» TO BE DONE: Below are some records; retype all of them exactly.
[start EXERCISE MATERIAL]
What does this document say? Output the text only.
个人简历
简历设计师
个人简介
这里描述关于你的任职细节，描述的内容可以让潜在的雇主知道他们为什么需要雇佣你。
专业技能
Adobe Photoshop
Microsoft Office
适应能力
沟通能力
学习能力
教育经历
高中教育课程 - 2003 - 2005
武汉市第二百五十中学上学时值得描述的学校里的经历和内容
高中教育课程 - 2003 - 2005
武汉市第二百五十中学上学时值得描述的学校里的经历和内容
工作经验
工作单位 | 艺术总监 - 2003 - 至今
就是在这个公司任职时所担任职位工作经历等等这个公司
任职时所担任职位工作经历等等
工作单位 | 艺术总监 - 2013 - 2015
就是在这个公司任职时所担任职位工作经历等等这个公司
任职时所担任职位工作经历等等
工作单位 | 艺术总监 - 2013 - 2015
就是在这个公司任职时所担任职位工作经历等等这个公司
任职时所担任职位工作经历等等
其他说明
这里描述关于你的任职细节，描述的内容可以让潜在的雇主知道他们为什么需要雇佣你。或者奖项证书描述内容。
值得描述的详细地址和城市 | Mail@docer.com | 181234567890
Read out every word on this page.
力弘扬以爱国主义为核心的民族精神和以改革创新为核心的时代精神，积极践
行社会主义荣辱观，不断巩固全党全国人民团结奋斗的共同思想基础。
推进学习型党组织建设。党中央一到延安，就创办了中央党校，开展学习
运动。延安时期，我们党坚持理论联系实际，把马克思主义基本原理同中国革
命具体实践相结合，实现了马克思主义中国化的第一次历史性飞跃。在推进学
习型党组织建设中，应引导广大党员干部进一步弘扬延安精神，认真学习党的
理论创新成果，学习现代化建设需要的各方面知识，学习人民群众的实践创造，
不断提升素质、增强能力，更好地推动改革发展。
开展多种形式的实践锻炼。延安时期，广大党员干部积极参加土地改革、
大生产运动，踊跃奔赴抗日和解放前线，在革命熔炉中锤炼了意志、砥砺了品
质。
[end EXERCISE MATERIAL]
» TASK ANSWER:
What does this document say? Output the text only.
个人简历
简历设计师
个人简介
这里描述关于你的任职细节，描述的内容可以让潜在的雇主知道他们为什么需要雇佣你。
专业技能
Adobe Photoshop
Microsoft Office
适应能力
沟通能力
学习能力
教育经历
高中教育课程 - 2003 - 2005
武汉市第二百五十中学上学时值得描述的学校里的经历和内容
高中教育课程 - 2003 - 2005
武汉市第二百五十中学上学时值得描述的学校里的经历和内容
工作经验
工作单位 | 艺术总监 - 2003 - 至今
就是在这个公司任职时所担任职位工作经历等等这个公司
任职时所担任职位工作经历等等
工作单位 | 艺术总监 - 2013 - 2015
就是在这个公司任职时所担任职位工作经历等等这个公司
任职时所担任职位工作经历等等
工作单位 | 艺术总监 - 2013 - 2015
就是在这个公司任职时所担任职位工作经历等等这个公司
任职时所担任职位工作经历等等
其他说明
这里描述关于你的任职细节，描述的内容可以让潜在的雇主知道他们为什么需要雇佣你。或者奖项证书描述内容。
值得描述的详细地址和城市 | Mail@docer.com | 181234567890
Read out every word on this page.
力弘扬以爱国主义为核心的民族精神和以改革创新为核心的时代精神，积极践
行社会主义荣辱观，不断巩固全党全国人民团结奋斗的共同思想基础。
推进学习型党组织建设。党中央一到延安，就创办了中央党校，开展学习
运动。延安时期，我们党坚持理论联系实际，把马克思主义基本原理同中国革
命具体实践相结合，实现了马克思主义中国化的第一次历史性飞跃。在推进学
习型党组织建设中，应引导广大党员干部进一步弘扬延安精神，认真学习党的
理论创新成果，学习现代化建设需要的各方面知识，学习人民群众的实践创造，
不断提升素质、增强能力，更好地推动改革发展。
开展多种形式的实践锻炼。延安时期，广大党员干部积极参加土地改革、
大生产运动，踊跃奔赴抗日和解放前线，在革命熔炉中锤炼了意志、砥砺了品
质。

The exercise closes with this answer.